┏━━

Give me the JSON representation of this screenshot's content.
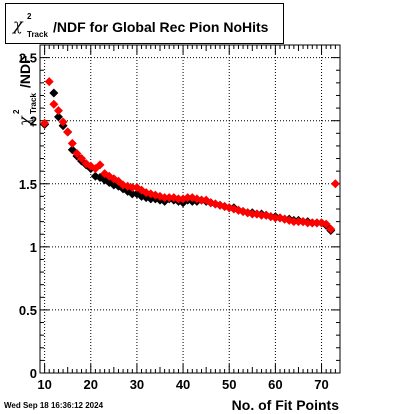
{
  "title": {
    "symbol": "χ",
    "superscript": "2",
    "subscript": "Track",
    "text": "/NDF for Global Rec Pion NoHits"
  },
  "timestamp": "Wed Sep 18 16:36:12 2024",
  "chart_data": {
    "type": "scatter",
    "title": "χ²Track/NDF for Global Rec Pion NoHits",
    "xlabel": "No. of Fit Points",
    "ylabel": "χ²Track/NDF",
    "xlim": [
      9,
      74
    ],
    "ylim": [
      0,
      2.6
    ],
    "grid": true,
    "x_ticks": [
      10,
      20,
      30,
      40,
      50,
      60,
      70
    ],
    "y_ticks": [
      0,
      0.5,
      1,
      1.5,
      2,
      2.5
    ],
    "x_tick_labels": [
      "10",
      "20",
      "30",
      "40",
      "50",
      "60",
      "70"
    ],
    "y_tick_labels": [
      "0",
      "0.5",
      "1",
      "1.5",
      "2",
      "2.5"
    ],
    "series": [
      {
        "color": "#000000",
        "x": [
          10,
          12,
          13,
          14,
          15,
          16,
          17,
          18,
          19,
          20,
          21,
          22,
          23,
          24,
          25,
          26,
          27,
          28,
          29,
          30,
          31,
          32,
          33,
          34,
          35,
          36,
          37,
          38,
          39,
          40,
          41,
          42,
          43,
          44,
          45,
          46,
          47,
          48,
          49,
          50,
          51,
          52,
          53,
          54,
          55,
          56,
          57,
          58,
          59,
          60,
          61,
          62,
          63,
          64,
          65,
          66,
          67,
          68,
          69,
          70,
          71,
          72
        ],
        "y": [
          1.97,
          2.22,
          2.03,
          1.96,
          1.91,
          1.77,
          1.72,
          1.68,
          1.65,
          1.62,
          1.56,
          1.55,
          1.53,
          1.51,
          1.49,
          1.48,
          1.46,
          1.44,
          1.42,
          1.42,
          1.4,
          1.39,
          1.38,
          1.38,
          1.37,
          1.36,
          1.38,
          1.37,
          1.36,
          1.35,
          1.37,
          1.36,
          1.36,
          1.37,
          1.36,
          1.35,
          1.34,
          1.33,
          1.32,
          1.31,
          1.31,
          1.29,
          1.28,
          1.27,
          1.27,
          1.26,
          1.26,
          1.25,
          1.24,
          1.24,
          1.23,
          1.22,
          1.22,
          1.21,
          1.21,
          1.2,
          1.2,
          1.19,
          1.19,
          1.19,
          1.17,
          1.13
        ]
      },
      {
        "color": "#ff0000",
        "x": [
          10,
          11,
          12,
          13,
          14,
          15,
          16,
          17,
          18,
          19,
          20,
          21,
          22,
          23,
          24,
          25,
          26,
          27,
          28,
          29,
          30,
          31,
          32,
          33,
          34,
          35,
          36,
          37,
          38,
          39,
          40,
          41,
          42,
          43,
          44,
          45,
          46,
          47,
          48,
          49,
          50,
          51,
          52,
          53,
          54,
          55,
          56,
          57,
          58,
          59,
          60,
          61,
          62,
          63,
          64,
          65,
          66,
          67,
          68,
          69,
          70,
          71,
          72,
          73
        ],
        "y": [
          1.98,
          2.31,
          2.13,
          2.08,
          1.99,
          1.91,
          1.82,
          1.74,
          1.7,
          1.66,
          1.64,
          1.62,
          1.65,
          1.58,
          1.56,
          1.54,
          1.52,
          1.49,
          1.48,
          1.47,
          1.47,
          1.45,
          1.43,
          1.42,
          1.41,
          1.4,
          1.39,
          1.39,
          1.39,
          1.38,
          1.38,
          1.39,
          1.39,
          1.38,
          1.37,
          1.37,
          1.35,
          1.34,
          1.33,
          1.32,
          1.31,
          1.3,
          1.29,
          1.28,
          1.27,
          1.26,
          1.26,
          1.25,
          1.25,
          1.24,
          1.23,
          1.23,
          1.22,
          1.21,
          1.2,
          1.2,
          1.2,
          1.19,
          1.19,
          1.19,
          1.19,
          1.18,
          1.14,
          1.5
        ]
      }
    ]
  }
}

┗━━

Written task
Scan the material above. Extract every line in which the word "NoHits" occurs.

Written reply
    "text": "/NDF for Global Rec Pion NoHits"
    "title": "χ²Track/NDF for Global Rec Pion NoHits",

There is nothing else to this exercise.